Leave the pictures out, and retype all of the material exactly as written.

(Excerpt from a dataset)
-*-

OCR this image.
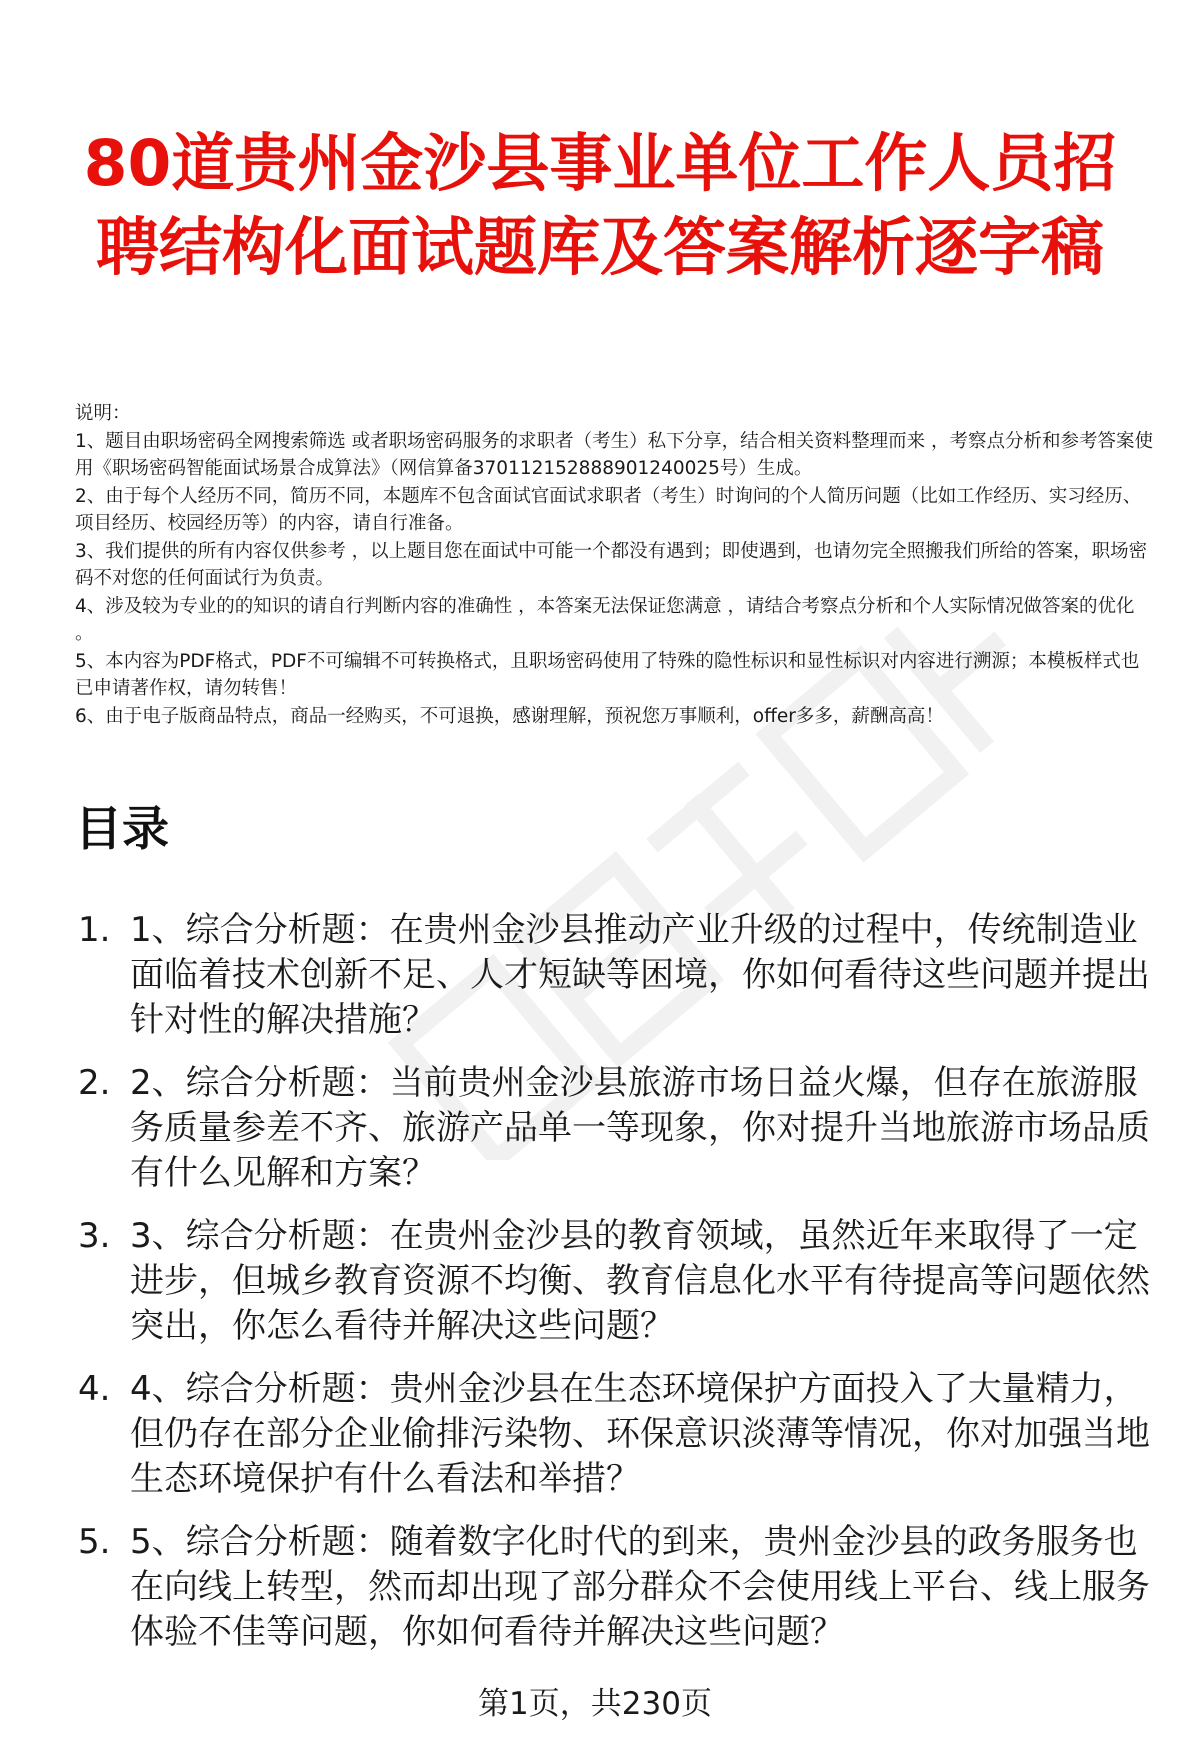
80道贵州金沙县事业单位工作人员招聘结构化面试题库及答案解析逐字稿

说明：

1、题目由职场密码全网搜索筛选 或者职场密码服务的求职者（考生）私下分享，结合相关资料整理而来 ，考察点分析和参考答案使用《职场密码智能面试场景合成算法》（网信算备370112152888901240025号）生成。

2、由于每个人经历不同，简历不同，本题库不包含面试官面试求职者（考生）时询问的个人简历问题（比如工作经历、实习经历、项目经历、校园经历等）的内容，请自行准备。

3、我们提供的所有内容仅供参考 ，以上题目您在面试中可能一个都没有遇到；即使遇到，也请勿完全照搬我们所给的答案，职场密码不对您的任何面试行为负责。

4、涉及较为专业的的知识的请自行判断内容的准确性 ，本答案无法保证您满意 ，请结合考察点分析和个人实际情况做答案的优化 。

5、本内容为PDF格式，PDF不可编辑不可转换格式，且职场密码使用了特殊的隐性标识和显性标识对内容进行溯源；本模板样式也已申请著作权，请勿转售！

6、由于电子版商品特点，商品一经购买，不可退换，感谢理解，预祝您万事顺利，offer多多，薪酬高高！

目录
1. 1、综合分析题：在贵州金沙县推动产业升级的过程中，传统制造业面临着技术创新不足、人才短缺等困境，你如何看待这些问题并提出针对性的解决措施？
2. 2、综合分析题：当前贵州金沙县旅游市场日益火爆，但存在旅游服务质量参差不齐、旅游产品单一等现象，你对提升当地旅游市场品质有什么见解和方案？
3. 3、综合分析题：在贵州金沙县的教育领域，虽然近年来取得了一定进步，但城乡教育资源不均衡、教育信息化水平有待提高等问题依然突出，你怎么看待并解决这些问题？
4. 4、综合分析题：贵州金沙县在生态环境保护方面投入了大量精力，但仍存在部分企业偷排污染物、环保意识淡薄等情况，你对加强当地生态环境保护有什么看法和举措？
5. 5、综合分析题：随着数字化时代的到来，贵州金沙县的政务服务也在向线上转型，然而却出现了部分群众不会使用线上平台、线上服务体验不佳等问题，你如何看待并解决这些问题？
第1页，共230页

-*-

TASK OUTPUT:
OCR this image.
80道贵州金沙县事业单位工作人员招聘结构化面试题库及答案解析逐字稿

说明：

1、题目由职场密码全网搜索筛选 或者职场密码服务的求职者（考生）私下分享，结合相关资料整理而来 ，考察点分析和参考答案使用《职场密码智能面试场景合成算法》（网信算备370112152888901240025号）生成。

2、由于每个人经历不同，简历不同，本题库不包含面试官面试求职者（考生）时询问的个人简历问题（比如工作经历、实习经历、项目经历、校园经历等）的内容，请自行准备。

3、我们提供的所有内容仅供参考 ，以上题目您在面试中可能一个都没有遇到；即使遇到，也请勿完全照搬我们所给的答案，职场密码不对您的任何面试行为负责。

4、涉及较为专业的的知识的请自行判断内容的准确性 ，本答案无法保证您满意 ，请结合考察点分析和个人实际情况做答案的优化 。

5、本内容为PDF格式，PDF不可编辑不可转换格式，且职场密码使用了特殊的隐性标识和显性标识对内容进行溯源；本模板样式也已申请著作权，请勿转售！

6、由于电子版商品特点，商品一经购买，不可退换，感谢理解，预祝您万事顺利，offer多多，薪酬高高！

目录
1. 1、综合分析题：在贵州金沙县推动产业升级的过程中，传统制造业面临着技术创新不足、人才短缺等困境，你如何看待这些问题并提出针对性的解决措施？
2. 2、综合分析题：当前贵州金沙县旅游市场日益火爆，但存在旅游服务质量参差不齐、旅游产品单一等现象，你对提升当地旅游市场品质有什么见解和方案？
3. 3、综合分析题：在贵州金沙县的教育领域，虽然近年来取得了一定进步，但城乡教育资源不均衡、教育信息化水平有待提高等问题依然突出，你怎么看待并解决这些问题？
4. 4、综合分析题：贵州金沙县在生态环境保护方面投入了大量精力，但仍存在部分企业偷排污染物、环保意识淡薄等情况，你对加强当地生态环境保护有什么看法和举措？
5. 5、综合分析题：随着数字化时代的到来，贵州金沙县的政务服务也在向线上转型，然而却出现了部分群众不会使用线上平台、线上服务体验不佳等问题，你如何看待并解决这些问题？
第1页，共230页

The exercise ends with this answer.